**Exercise directions**: Take every line from the listing below that includes "Arbetssökande" and copy it.

**Records supplied**:
================

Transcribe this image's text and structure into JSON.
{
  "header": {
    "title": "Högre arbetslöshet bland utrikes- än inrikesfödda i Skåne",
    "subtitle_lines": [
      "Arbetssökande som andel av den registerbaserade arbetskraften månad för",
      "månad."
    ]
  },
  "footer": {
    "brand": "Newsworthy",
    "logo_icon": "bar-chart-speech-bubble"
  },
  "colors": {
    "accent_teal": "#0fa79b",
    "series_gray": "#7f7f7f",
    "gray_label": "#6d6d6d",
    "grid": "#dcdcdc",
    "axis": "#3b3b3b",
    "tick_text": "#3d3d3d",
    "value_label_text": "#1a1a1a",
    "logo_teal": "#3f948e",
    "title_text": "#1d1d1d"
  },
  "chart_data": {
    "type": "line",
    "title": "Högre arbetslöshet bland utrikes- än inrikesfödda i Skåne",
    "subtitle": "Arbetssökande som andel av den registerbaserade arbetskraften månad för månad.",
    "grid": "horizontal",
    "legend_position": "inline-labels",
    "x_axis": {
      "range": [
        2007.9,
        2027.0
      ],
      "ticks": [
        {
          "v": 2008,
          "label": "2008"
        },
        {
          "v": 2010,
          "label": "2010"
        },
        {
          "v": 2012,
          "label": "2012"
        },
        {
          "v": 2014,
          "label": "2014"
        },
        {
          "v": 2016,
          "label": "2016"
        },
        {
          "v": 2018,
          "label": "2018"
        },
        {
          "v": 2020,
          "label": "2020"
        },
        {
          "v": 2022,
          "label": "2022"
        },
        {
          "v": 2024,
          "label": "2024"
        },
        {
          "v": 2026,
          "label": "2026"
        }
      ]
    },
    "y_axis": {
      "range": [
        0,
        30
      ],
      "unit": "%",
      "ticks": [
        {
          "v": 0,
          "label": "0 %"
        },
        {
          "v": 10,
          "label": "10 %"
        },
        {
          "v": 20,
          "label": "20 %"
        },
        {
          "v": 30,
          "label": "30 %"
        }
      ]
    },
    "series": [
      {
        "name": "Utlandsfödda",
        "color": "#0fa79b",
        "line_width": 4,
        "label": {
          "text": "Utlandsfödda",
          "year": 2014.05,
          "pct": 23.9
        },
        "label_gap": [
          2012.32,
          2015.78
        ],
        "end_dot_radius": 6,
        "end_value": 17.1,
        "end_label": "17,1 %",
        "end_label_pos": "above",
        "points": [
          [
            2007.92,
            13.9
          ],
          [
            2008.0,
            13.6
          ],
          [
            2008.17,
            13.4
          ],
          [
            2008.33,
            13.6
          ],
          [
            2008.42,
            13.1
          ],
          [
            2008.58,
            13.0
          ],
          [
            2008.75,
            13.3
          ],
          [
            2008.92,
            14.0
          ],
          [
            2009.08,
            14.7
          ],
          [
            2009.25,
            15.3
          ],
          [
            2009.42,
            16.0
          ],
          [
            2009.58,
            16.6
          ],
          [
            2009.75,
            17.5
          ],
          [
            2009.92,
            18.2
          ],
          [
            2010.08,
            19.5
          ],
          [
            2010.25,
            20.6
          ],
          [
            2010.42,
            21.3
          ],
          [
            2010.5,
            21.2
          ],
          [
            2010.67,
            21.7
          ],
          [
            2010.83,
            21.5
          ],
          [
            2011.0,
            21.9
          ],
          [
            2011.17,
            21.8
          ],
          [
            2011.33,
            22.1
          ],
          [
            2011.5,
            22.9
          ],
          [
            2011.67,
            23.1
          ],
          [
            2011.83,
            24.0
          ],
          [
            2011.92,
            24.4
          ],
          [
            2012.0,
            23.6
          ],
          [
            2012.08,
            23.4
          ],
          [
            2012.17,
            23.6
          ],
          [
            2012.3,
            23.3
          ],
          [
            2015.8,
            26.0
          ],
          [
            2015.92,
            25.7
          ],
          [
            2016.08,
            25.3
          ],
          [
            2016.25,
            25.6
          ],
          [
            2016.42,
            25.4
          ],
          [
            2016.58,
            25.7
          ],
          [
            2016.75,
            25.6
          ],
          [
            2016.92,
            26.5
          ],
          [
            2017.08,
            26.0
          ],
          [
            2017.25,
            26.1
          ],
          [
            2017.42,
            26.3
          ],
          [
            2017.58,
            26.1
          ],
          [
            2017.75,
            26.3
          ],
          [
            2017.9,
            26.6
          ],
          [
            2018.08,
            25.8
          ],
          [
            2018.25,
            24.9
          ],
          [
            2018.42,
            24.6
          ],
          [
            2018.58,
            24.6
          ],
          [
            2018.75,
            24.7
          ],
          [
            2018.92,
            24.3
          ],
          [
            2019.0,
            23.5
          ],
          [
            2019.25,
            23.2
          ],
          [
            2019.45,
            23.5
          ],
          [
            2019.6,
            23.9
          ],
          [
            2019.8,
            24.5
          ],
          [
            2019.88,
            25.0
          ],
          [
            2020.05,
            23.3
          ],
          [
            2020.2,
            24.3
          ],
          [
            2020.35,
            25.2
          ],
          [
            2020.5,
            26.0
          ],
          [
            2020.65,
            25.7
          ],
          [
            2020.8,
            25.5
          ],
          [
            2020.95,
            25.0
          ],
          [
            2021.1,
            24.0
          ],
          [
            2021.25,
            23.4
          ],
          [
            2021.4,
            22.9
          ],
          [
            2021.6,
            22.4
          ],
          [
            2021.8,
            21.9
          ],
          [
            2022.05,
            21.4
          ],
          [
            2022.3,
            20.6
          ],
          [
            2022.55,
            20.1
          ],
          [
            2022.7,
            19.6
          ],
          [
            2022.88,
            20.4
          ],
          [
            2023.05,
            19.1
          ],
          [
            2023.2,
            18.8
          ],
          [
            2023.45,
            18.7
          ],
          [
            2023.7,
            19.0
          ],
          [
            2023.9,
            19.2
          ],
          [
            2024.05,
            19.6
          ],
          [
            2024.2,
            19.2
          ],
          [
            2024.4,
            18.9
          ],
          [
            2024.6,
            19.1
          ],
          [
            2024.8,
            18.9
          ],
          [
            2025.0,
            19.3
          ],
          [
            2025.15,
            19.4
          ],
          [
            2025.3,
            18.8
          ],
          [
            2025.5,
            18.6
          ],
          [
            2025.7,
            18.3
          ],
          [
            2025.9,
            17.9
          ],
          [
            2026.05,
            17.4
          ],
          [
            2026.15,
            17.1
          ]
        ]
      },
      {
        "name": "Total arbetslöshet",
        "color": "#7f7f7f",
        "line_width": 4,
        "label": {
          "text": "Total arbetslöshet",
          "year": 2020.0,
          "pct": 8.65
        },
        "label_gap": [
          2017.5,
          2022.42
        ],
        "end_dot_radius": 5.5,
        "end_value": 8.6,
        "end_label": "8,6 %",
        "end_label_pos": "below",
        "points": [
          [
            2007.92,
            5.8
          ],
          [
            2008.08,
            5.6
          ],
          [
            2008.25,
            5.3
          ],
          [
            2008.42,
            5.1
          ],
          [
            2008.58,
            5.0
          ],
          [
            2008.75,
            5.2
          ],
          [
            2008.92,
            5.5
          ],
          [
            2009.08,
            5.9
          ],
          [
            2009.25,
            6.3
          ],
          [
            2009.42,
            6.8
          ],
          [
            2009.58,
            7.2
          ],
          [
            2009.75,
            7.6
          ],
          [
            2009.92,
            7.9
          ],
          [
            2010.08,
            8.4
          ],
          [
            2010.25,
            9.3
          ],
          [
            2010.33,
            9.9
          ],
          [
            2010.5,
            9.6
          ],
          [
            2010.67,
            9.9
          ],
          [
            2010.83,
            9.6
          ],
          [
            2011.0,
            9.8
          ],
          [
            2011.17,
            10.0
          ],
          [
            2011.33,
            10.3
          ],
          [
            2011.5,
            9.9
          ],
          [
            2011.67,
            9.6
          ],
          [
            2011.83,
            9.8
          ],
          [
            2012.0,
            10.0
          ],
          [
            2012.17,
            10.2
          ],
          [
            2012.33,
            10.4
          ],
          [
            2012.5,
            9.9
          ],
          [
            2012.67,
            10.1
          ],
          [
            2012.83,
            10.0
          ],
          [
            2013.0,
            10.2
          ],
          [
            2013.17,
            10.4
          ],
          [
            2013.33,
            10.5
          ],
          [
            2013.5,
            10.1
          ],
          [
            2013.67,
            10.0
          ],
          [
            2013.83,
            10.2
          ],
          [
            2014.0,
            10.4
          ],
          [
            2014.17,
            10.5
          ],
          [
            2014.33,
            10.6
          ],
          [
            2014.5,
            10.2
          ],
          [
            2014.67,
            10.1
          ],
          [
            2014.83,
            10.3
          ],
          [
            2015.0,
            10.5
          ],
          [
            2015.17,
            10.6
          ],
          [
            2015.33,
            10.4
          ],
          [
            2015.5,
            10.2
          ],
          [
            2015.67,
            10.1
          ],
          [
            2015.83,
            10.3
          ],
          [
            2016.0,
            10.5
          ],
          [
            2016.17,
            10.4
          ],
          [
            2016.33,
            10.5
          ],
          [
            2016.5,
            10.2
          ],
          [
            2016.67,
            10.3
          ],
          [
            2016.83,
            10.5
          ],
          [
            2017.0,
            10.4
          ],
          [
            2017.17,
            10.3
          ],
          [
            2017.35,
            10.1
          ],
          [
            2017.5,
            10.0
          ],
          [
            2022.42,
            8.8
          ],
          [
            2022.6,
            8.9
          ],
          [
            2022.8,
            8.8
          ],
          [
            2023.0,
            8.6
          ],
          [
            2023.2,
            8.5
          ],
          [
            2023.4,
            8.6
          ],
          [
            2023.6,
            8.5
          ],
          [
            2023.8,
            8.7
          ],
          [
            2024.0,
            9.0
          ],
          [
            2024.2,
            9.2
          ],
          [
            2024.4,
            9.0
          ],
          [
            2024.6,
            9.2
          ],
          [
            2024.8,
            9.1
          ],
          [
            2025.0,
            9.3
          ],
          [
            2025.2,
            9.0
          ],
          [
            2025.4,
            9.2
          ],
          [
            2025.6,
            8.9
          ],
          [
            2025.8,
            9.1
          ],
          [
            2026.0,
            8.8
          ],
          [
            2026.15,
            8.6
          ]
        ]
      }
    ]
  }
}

================

**Solution**:
      "Arbetssökande som andel av den registerbaserade arbetskraften månad för",
    "subtitle": "Arbetssökande som andel av den registerbaserade arbetskraften månad för månad.",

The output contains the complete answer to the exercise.